Collected data
▼▼▼

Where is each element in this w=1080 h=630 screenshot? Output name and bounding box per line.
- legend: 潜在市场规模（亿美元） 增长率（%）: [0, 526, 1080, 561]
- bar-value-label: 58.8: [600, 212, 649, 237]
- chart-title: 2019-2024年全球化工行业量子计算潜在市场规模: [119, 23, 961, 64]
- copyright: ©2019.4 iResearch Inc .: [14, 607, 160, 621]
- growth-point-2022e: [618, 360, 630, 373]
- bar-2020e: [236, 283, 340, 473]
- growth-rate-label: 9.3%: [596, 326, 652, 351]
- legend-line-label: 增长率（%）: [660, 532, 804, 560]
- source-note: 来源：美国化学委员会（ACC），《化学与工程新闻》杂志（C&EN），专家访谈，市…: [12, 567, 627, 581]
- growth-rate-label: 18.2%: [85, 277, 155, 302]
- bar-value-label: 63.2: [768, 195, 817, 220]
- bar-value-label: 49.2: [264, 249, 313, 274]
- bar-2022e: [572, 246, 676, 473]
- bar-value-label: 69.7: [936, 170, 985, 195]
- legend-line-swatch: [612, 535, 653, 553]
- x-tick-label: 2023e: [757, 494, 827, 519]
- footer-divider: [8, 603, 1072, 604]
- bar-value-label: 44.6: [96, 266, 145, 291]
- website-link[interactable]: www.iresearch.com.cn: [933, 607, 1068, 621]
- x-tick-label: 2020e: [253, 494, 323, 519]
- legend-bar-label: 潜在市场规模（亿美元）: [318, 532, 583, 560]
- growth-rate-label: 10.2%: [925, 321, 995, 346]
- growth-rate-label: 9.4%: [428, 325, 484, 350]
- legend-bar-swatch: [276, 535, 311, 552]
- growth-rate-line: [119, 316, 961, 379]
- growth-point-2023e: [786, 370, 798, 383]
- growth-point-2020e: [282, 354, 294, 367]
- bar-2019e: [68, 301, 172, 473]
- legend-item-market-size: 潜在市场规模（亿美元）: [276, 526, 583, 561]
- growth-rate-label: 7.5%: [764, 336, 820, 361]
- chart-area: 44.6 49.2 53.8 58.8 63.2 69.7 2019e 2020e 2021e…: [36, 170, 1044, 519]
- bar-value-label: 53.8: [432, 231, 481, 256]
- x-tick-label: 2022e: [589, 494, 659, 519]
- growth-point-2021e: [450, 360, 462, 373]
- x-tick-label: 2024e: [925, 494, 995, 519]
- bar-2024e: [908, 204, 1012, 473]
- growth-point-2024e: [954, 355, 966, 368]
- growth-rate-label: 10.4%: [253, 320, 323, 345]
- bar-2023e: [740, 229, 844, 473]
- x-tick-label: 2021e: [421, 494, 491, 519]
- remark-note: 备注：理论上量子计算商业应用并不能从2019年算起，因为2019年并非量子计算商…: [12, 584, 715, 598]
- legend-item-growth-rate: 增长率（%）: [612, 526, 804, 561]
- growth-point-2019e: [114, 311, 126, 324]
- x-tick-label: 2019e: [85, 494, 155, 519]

▲▲▲

### [EXERCISE]
Arrange all of the lines above as a Markdown table with the columns "No." and "Line", numbering each row and omitting any blank lines.

### [FINAL RESULT]
| No. | Line |
|---|---|
| 1 | Where is each element in this w=1080 h=630 screenshot? Output name and bounding box per line. |
| 2 | - legend: 潜在市场规模（亿美元） 增长率（%）: [0, 526, 1080, 561] |
| 3 | - bar-value-label: 58.8: [600, 212, 649, 237] |
| 4 | - chart-title: 2019-2024年全球化工行业量子计算潜在市场规模: [119, 23, 961, 64] |
| 5 | - copyright: ©2019.4 iResearch Inc .: [14, 607, 160, 621] |
| 6 | - growth-point-2022e: [618, 360, 630, 373] |
| 7 | - bar-2020e: [236, 283, 340, 473] |
| 8 | - growth-rate-label: 9.3%: [596, 326, 652, 351] |
| 9 | - legend-line-label: 增长率（%）: [660, 532, 804, 560] |
| 10 | - source-note: 来源：美国化学委员会（ACC），《化学与工程新闻》杂志（C&EN），专家访谈，市…: [12, 567, 627, 581] |
| 11 | - growth-rate-label: 18.2%: [85, 277, 155, 302] |
| 12 | - bar-value-label: 63.2: [768, 195, 817, 220] |
| 13 | - bar-value-label: 49.2: [264, 249, 313, 274] |
| 14 | - bar-2022e: [572, 246, 676, 473] |
| 15 | - bar-value-label: 69.7: [936, 170, 985, 195] |
| 16 | - legend-line-swatch: [612, 535, 653, 553] |
| 17 | - x-tick-label: 2023e: [757, 494, 827, 519] |
| 18 | - footer-divider: [8, 603, 1072, 604] |
| 19 | - bar-value-label: 44.6: [96, 266, 145, 291] |
| 20 | - website-link[interactable]: www.iresearch.com.cn: [933, 607, 1068, 621] |
| 21 | - x-tick-label: 2020e: [253, 494, 323, 519] |
| 22 | - legend-bar-label: 潜在市场规模（亿美元）: [318, 532, 583, 560] |
| 23 | - growth-rate-label: 10.2%: [925, 321, 995, 346] |
| 24 | - growth-rate-label: 9.4%: [428, 325, 484, 350] |
| 25 | - legend-bar-swatch: [276, 535, 311, 552] |
| 26 | - growth-rate-line: [119, 316, 961, 379] |
| 27 | - growth-point-2023e: [786, 370, 798, 383] |
| 28 | - growth-point-2020e: [282, 354, 294, 367] |
| 29 | - bar-2019e: [68, 301, 172, 473] |
| 30 | - legend-item-market-size: 潜在市场规模（亿美元）: [276, 526, 583, 561] |
| 31 | - growth-rate-label: 7.5%: [764, 336, 820, 361] |
| 32 | - chart-area: 44.6 49.2 53.8 58.8 63.2 69.7 2019e 2020e 2021e…: [36, 170, 1044, 519] |
| 33 | - bar-value-label: 53.8: [432, 231, 481, 256] |
| 34 | - x-tick-label: 2022e: [589, 494, 659, 519] |
| 35 | - growth-point-2021e: [450, 360, 462, 373] |
| 36 | - x-tick-label: 2024e: [925, 494, 995, 519] |
| 37 | - bar-2024e: [908, 204, 1012, 473] |
| 38 | - growth-point-2024e: [954, 355, 966, 368] |
| 39 | - growth-rate-label: 10.4%: [253, 320, 323, 345] |
| 40 | - bar-2023e: [740, 229, 844, 473] |
| 41 | - x-tick-label: 2021e: [421, 494, 491, 519] |
| 42 | - remark-note: 备注：理论上量子计算商业应用并不能从2019年算起，因为2019年并非量子计算商…: [12, 584, 715, 598] |
| 43 | - legend-item-growth-rate: 增长率（%）: [612, 526, 804, 561] |
| 44 | - growth-point-2019e: [114, 311, 126, 324] |
| 45 | - x-tick-label: 2019e: [85, 494, 155, 519] |